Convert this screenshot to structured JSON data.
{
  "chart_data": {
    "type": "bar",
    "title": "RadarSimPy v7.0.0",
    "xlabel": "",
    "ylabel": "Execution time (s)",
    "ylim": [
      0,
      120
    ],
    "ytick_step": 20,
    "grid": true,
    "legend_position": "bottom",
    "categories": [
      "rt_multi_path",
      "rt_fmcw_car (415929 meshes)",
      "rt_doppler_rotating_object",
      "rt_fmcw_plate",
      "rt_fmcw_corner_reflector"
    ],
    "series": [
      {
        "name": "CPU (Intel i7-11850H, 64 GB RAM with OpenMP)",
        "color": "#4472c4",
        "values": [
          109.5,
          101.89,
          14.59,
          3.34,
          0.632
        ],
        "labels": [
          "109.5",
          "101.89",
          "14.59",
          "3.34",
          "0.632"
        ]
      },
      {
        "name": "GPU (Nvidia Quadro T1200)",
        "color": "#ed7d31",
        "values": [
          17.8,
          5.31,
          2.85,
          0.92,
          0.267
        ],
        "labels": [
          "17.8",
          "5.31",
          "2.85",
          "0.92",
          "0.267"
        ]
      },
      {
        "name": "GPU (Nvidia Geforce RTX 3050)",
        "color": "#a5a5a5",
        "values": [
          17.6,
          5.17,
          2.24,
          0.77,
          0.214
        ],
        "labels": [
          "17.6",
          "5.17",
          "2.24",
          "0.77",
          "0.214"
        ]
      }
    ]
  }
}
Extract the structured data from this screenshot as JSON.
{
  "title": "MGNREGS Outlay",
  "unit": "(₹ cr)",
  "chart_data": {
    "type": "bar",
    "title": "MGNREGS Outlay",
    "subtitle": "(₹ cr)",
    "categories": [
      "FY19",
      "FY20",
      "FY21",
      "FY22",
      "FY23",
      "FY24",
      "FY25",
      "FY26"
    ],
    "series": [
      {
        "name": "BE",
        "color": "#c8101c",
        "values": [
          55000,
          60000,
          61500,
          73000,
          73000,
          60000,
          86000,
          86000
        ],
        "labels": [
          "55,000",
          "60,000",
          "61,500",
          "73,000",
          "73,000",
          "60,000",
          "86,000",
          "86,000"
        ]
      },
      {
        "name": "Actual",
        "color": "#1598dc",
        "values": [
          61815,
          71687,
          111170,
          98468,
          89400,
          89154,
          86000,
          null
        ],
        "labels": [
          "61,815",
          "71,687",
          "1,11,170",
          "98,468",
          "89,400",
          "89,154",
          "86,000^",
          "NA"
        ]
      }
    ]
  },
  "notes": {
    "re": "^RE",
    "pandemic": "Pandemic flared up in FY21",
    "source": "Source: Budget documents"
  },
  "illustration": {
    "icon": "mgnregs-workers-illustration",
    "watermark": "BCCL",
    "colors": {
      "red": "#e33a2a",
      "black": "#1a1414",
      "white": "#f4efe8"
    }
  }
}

________________________________________

TASK TO CARRY OUT
Please reproduce each record precisely as written.

RESPONSE
Convert this screenshot to structured JSON data.
{
  "chart_data": {
    "type": "bar",
    "title": "RadarSimPy v7.0.0",
    "xlabel": "",
    "ylabel": "Execution time (s)",
    "ylim": [
      0,
      120
    ],
    "ytick_step": 20,
    "grid": true,
    "legend_position": "bottom",
    "categories": [
      "rt_multi_path",
      "rt_fmcw_car (415929 meshes)",
      "rt_doppler_rotating_object",
      "rt_fmcw_plate",
      "rt_fmcw_corner_reflector"
    ],
    "series": [
      {
        "name": "CPU (Intel i7-11850H, 64 GB RAM with OpenMP)",
        "color": "#4472c4",
        "values": [
          109.5,
          101.89,
          14.59,
          3.34,
          0.632
        ],
        "labels": [
          "109.5",
          "101.89",
          "14.59",
          "3.34",
          "0.632"
        ]
      },
      {
        "name": "GPU (Nvidia Quadro T1200)",
        "color": "#ed7d31",
        "values": [
          17.8,
          5.31,
          2.85,
          0.92,
          0.267
        ],
        "labels": [
          "17.8",
          "5.31",
          "2.85",
          "0.92",
          "0.267"
        ]
      },
      {
        "name": "GPU (Nvidia Geforce RTX 3050)",
        "color": "#a5a5a5",
        "values": [
          17.6,
          5.17,
          2.24,
          0.77,
          0.214
        ],
        "labels": [
          "17.6",
          "5.17",
          "2.24",
          "0.77",
          "0.214"
        ]
      }
    ]
  }
}
Extract the structured data from this screenshot as JSON.
{
  "title": "MGNREGS Outlay",
  "unit": "(₹ cr)",
  "chart_data": {
    "type": "bar",
    "title": "MGNREGS Outlay",
    "subtitle": "(₹ cr)",
    "categories": [
      "FY19",
      "FY20",
      "FY21",
      "FY22",
      "FY23",
      "FY24",
      "FY25",
      "FY26"
    ],
    "series": [
      {
        "name": "BE",
        "color": "#c8101c",
        "values": [
          55000,
          60000,
          61500,
          73000,
          73000,
          60000,
          86000,
          86000
        ],
        "labels": [
          "55,000",
          "60,000",
          "61,500",
          "73,000",
          "73,000",
          "60,000",
          "86,000",
          "86,000"
        ]
      },
      {
        "name": "Actual",
        "color": "#1598dc",
        "values": [
          61815,
          71687,
          111170,
          98468,
          89400,
          89154,
          86000,
          null
        ],
        "labels": [
          "61,815",
          "71,687",
          "1,11,170",
          "98,468",
          "89,400",
          "89,154",
          "86,000^",
          "NA"
        ]
      }
    ]
  },
  "notes": {
    "re": "^RE",
    "pandemic": "Pandemic flared up in FY21",
    "source": "Source: Budget documents"
  },
  "illustration": {
    "icon": "mgnregs-workers-illustration",
    "watermark": "BCCL",
    "colors": {
      "red": "#e33a2a",
      "black": "#1a1414",
      "white": "#f4efe8"
    }
  }
}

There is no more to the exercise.